#### SHORT TASK:
Retype all of the listing exactly, passing over any picture you find.

#### INPUT ROWS:
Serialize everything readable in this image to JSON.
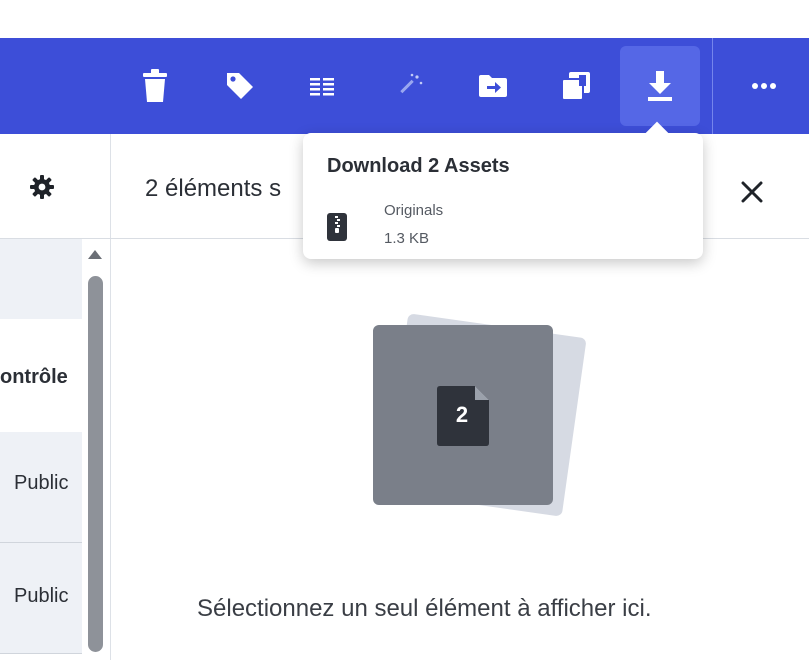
{
  "toolbar": {
    "buttons": [
      {
        "icon": "trash-icon"
      },
      {
        "icon": "tag-icon"
      },
      {
        "icon": "metadata-list-icon"
      },
      {
        "icon": "magic-wand-icon"
      },
      {
        "icon": "move-to-folder-icon"
      },
      {
        "icon": "add-to-collection-icon"
      },
      {
        "icon": "download-icon",
        "active": true
      },
      {
        "icon": "more-icon"
      }
    ],
    "background_color": "#3d4ed8"
  },
  "tooltip": {
    "title": "Download 2 Assets",
    "options": [
      {
        "icon": "zip-file-icon",
        "label": "Originals",
        "size": "1.3 KB"
      }
    ]
  },
  "left_panel": {
    "column_header": "ontrôle",
    "rows": [
      {
        "value": "Public"
      },
      {
        "value": "Public"
      }
    ]
  },
  "right_panel": {
    "selection_count": "2 éléments s",
    "file_count": "2",
    "empty_message": "Sélectionnez un seul élément à afficher ici."
  }
}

#### ANSWER TO THIS TASK:
Serialize everything readable in this image to JSON.
{
  "toolbar": {
    "buttons": [
      {
        "icon": "trash-icon"
      },
      {
        "icon": "tag-icon"
      },
      {
        "icon": "metadata-list-icon"
      },
      {
        "icon": "magic-wand-icon"
      },
      {
        "icon": "move-to-folder-icon"
      },
      {
        "icon": "add-to-collection-icon"
      },
      {
        "icon": "download-icon",
        "active": true
      },
      {
        "icon": "more-icon"
      }
    ],
    "background_color": "#3d4ed8"
  },
  "tooltip": {
    "title": "Download 2 Assets",
    "options": [
      {
        "icon": "zip-file-icon",
        "label": "Originals",
        "size": "1.3 KB"
      }
    ]
  },
  "left_panel": {
    "column_header": "ontrôle",
    "rows": [
      {
        "value": "Public"
      },
      {
        "value": "Public"
      }
    ]
  },
  "right_panel": {
    "selection_count": "2 éléments s",
    "file_count": "2",
    "empty_message": "Sélectionnez un seul élément à afficher ici."
  }
}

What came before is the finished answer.